===== ENTRIES SUPPLIED =====

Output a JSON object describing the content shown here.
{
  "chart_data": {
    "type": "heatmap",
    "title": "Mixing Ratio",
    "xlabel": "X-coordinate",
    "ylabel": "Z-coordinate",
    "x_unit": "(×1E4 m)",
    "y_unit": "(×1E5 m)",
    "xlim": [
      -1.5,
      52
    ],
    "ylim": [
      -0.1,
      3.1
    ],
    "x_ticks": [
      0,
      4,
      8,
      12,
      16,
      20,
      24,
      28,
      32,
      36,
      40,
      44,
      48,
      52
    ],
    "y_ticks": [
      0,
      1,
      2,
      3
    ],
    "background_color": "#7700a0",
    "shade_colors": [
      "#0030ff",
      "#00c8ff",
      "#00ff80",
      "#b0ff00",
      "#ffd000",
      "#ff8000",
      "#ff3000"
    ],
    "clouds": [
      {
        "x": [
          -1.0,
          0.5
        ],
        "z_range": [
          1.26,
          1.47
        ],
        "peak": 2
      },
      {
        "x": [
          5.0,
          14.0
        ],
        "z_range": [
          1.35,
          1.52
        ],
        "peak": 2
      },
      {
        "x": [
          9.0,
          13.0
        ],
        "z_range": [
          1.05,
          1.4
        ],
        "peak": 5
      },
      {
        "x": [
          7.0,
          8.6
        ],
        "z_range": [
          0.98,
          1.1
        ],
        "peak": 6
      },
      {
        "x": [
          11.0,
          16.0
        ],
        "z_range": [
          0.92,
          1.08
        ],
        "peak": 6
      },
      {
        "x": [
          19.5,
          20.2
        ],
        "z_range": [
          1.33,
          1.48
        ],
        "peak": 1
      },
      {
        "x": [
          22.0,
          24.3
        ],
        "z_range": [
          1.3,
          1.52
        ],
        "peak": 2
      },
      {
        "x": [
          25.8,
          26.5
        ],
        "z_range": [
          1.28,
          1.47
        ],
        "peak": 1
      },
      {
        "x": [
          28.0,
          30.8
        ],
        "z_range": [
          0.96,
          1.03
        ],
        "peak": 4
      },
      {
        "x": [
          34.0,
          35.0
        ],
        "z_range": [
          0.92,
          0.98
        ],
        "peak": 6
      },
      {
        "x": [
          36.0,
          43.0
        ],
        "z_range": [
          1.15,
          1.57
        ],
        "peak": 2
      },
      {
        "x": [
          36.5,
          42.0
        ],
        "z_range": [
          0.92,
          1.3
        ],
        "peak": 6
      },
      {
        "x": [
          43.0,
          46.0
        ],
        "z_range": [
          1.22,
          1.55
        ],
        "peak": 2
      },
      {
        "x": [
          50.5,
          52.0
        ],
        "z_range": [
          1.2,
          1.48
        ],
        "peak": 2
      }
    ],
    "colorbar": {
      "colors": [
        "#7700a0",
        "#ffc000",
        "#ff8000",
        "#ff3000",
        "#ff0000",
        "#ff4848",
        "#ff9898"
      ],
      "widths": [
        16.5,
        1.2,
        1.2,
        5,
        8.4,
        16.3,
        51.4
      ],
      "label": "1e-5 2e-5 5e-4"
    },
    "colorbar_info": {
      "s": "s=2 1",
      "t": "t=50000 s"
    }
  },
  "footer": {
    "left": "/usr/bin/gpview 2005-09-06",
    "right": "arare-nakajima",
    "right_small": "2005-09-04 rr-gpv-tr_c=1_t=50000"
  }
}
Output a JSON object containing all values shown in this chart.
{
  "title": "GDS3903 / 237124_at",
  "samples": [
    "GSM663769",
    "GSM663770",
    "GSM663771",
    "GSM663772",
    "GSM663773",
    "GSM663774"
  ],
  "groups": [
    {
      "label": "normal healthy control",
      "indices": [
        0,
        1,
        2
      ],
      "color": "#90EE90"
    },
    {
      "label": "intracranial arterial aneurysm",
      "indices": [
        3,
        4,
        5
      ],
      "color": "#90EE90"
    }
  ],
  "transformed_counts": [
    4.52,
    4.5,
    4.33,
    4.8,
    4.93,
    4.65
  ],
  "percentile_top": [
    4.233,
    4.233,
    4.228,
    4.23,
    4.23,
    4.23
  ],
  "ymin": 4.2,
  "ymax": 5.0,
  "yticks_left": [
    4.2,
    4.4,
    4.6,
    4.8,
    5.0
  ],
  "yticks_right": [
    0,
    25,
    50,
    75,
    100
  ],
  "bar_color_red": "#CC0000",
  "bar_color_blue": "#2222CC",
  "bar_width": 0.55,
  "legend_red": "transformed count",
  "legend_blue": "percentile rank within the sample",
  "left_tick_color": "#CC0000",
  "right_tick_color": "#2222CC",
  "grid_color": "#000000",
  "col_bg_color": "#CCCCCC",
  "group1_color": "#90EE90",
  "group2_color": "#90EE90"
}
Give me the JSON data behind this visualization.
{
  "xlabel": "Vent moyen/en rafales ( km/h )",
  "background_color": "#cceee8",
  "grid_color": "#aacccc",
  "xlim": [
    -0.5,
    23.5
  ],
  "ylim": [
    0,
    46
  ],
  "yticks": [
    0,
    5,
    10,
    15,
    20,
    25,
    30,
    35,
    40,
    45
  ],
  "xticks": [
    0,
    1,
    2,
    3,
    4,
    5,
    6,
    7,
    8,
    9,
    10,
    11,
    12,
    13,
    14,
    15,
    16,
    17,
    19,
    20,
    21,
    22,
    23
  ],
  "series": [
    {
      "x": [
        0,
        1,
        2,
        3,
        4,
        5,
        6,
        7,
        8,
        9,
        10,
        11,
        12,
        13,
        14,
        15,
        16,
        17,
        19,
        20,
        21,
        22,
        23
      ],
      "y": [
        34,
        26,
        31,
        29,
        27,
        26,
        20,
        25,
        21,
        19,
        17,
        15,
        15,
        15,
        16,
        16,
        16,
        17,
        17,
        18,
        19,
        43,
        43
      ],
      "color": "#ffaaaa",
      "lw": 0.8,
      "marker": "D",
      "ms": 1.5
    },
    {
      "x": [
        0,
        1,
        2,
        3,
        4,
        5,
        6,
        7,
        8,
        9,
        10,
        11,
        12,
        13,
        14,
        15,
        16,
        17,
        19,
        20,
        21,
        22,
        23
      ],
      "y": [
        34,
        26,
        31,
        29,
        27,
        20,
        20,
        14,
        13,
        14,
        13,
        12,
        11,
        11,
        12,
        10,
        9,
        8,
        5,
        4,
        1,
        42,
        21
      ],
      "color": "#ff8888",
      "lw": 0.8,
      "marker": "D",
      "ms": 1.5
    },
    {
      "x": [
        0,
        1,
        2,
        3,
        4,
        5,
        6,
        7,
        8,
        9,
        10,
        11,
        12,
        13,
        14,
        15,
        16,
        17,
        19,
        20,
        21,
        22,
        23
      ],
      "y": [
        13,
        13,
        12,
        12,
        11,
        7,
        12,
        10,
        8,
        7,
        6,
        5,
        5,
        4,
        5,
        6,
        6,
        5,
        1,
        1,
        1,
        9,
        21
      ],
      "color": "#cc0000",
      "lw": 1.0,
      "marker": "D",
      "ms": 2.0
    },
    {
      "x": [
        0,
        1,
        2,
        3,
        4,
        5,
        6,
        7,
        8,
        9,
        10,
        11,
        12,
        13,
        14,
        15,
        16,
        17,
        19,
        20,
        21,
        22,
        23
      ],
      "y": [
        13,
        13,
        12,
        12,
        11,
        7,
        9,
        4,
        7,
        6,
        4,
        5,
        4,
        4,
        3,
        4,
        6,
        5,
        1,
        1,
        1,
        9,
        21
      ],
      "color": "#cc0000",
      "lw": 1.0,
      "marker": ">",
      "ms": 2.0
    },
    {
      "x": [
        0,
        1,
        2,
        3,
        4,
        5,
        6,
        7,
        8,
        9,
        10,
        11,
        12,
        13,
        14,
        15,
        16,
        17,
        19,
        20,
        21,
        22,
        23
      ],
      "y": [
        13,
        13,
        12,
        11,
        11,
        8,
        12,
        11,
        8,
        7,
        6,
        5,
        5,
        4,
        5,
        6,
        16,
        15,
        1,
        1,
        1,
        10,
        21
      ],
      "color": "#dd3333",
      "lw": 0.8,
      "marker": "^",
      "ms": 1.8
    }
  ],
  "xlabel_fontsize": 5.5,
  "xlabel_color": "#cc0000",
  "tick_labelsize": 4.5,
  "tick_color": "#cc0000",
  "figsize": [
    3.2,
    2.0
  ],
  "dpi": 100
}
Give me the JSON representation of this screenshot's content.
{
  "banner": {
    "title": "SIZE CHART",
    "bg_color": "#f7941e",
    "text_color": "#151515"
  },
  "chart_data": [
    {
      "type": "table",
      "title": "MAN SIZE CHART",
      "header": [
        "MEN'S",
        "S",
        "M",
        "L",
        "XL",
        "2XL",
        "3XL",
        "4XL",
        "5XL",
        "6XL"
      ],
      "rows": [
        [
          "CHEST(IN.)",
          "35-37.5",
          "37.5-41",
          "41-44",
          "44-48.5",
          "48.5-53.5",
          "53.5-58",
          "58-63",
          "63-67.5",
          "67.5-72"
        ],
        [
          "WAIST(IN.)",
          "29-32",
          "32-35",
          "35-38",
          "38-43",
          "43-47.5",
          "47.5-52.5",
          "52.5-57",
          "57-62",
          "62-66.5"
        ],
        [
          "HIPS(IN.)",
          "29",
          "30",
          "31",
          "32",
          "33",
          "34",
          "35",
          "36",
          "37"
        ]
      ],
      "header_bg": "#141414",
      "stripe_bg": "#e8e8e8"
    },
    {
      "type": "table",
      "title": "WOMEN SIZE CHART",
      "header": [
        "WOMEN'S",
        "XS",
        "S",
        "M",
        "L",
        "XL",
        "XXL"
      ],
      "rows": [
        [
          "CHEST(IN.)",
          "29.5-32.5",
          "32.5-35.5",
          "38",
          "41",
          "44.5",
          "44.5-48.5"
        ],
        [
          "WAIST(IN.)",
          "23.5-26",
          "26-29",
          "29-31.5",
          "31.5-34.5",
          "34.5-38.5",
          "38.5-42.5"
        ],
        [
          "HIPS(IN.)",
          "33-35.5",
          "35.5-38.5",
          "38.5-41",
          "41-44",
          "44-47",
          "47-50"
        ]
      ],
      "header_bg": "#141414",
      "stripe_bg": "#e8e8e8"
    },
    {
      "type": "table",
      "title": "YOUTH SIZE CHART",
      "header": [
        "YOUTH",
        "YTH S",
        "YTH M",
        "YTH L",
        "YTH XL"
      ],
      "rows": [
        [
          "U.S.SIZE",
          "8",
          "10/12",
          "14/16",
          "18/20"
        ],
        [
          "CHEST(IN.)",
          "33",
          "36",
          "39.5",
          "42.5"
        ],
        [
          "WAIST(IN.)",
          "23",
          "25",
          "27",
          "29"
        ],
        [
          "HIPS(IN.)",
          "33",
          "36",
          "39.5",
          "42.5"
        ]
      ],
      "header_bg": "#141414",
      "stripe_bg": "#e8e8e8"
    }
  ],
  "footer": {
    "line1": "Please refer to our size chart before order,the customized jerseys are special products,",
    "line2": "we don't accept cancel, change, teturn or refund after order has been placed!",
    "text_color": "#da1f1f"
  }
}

=====

▸ WHAT TO PRODUCE
Copy all lines in the listing above where the string "shown" appears.

▸ THE OUTPUT
Output a JSON object describing the content shown here.
Output a JSON object containing all values shown in this chart.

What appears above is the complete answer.